• **Task prompt**
Each record below must be returned exactly as shown.
## BEGIN
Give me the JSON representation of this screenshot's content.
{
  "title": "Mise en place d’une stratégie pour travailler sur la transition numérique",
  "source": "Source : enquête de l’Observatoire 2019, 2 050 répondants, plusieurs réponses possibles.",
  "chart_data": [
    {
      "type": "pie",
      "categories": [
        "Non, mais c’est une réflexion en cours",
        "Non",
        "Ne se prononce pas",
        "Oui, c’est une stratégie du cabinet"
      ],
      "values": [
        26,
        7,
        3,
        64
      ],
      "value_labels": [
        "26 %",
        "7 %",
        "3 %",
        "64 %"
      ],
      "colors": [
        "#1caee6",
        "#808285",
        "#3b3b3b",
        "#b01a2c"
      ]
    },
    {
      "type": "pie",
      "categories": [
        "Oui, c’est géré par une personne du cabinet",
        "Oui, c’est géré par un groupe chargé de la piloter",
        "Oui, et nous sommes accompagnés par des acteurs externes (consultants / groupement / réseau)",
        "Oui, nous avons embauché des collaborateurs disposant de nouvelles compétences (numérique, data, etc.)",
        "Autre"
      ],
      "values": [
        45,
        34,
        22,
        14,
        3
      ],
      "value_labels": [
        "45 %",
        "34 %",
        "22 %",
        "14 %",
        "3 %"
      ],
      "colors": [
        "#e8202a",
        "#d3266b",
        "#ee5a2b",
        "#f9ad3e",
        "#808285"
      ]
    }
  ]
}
## END
• **Task output**
Give me the JSON representation of this screenshot's content.
{
  "title": "Mise en place d’une stratégie pour travailler sur la transition numérique",
  "source": "Source : enquête de l’Observatoire 2019, 2 050 répondants, plusieurs réponses possibles.",
  "chart_data": [
    {
      "type": "pie",
      "categories": [
        "Non, mais c’est une réflexion en cours",
        "Non",
        "Ne se prononce pas",
        "Oui, c’est une stratégie du cabinet"
      ],
      "values": [
        26,
        7,
        3,
        64
      ],
      "value_labels": [
        "26 %",
        "7 %",
        "3 %",
        "64 %"
      ],
      "colors": [
        "#1caee6",
        "#808285",
        "#3b3b3b",
        "#b01a2c"
      ]
    },
    {
      "type": "pie",
      "categories": [
        "Oui, c’est géré par une personne du cabinet",
        "Oui, c’est géré par un groupe chargé de la piloter",
        "Oui, et nous sommes accompagnés par des acteurs externes (consultants / groupement / réseau)",
        "Oui, nous avons embauché des collaborateurs disposant de nouvelles compétences (numérique, data, etc.)",
        "Autre"
      ],
      "values": [
        45,
        34,
        22,
        14,
        3
      ],
      "value_labels": [
        "45 %",
        "34 %",
        "22 %",
        "14 %",
        "3 %"
      ],
      "colors": [
        "#e8202a",
        "#d3266b",
        "#ee5a2b",
        "#f9ad3e",
        "#808285"
      ]
    }
  ]
}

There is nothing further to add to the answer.